• _How to complete this task_
When you copy the listing, skip the images and return each line verbatim.

Available records: Begin

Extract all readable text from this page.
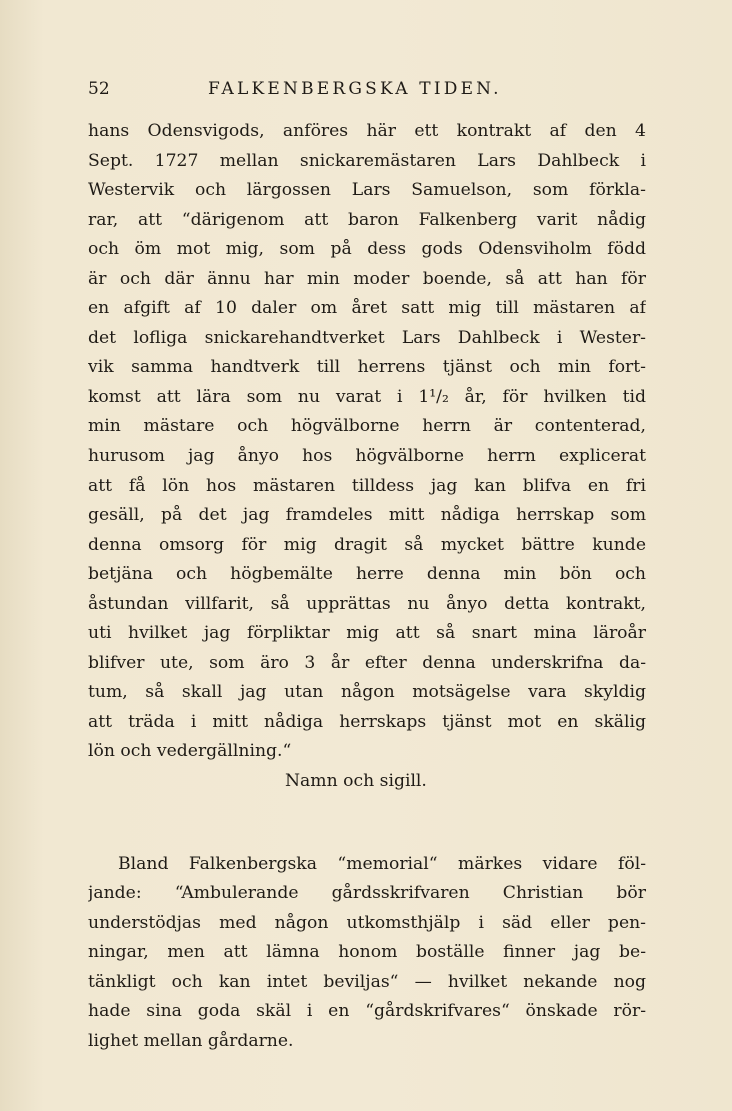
52	FALKENBERGSKA TIDEN.
hans Odensvigods, anföres här ett kontrakt af den 4
Sept. 1727 mellan snickaremästaren Lars Dahlbeck i
Westervik och lärgossen Lars Samuelson, som förkla-
rar, att “därigenom att baron Falkenberg varit nådig
och öm mot mig, som på dess gods Odensviholm född
är och där ännu har min moder boende, så att han för
en afgift af 10 daler om året satt mig till mästaren af
det lofliga snickarehandtverket Lars Dahlbeck i Wester-
vik samma handtverk till herrens tjänst och min fort-
komst att lära som nu varat i 1¹/₂ år, för hvilken tid
min mästare och högvälborne herrn är contenterad,
hurusom jag ånyo hos högvälborne herrn explicerat
att få lön hos mästaren tilldess jag kan blifva en fri
gesäll, på det jag framdeles mitt nådiga herrskap som
denna omsorg för mig dragit så mycket bättre kunde
betjäna och högbemälte herre denna min bön och
åstundan villfarit, så upprättas nu ånyo detta kontrakt,
uti hvilket jag förpliktar mig att så snart mina läroår
blifver ute, som äro 3 år efter denna underskrifna da-
tum, så skall jag utan någon motsägelse vara skyldig
att träda i mitt nådiga herrskaps tjänst mot en skälig
lön och vedergällning.“
Namn och sigill.
Bland Falkenbergska “memorial“ märkes vidare föl-
jande: “Ambulerande gårdsskrifvaren Christian bör
understödjas med någon utkomsthjälp i säd eller pen-
ningar, men att lämna honom boställe finner jag be-
tänkligt och kan intet beviljas“ — hvilket nekande nog
hade sina goda skäl i en “gårdskrifvares“ önskade rör-
lighet mellan gårdarne.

Available records: End

• _Answer for the task_
Extract all readable text from this page.
52	FALKENBERGSKA TIDEN.
hans Odensvigods, anföres här ett kontrakt af den 4
Sept. 1727 mellan snickaremästaren Lars Dahlbeck i
Westervik och lärgossen Lars Samuelson, som förkla-
rar, att “därigenom att baron Falkenberg varit nådig
och öm mot mig, som på dess gods Odensviholm född
är och där ännu har min moder boende, så att han för
en afgift af 10 daler om året satt mig till mästaren af
det lofliga snickarehandtverket Lars Dahlbeck i Wester-
vik samma handtverk till herrens tjänst och min fort-
komst att lära som nu varat i 1¹/₂ år, för hvilken tid
min mästare och högvälborne herrn är contenterad,
hurusom jag ånyo hos högvälborne herrn explicerat
att få lön hos mästaren tilldess jag kan blifva en fri
gesäll, på det jag framdeles mitt nådiga herrskap som
denna omsorg för mig dragit så mycket bättre kunde
betjäna och högbemälte herre denna min bön och
åstundan villfarit, så upprättas nu ånyo detta kontrakt,
uti hvilket jag förpliktar mig att så snart mina läroår
blifver ute, som äro 3 år efter denna underskrifna da-
tum, så skall jag utan någon motsägelse vara skyldig
att träda i mitt nådiga herrskaps tjänst mot en skälig
lön och vedergällning.“
Namn och sigill.
Bland Falkenbergska “memorial“ märkes vidare föl-
jande: “Ambulerande gårdsskrifvaren Christian bör
understödjas med någon utkomsthjälp i säd eller pen-
ningar, men att lämna honom boställe finner jag be-
tänkligt och kan intet beviljas“ — hvilket nekande nog
hade sina goda skäl i en “gårdskrifvares“ önskade rör-
lighet mellan gårdarne.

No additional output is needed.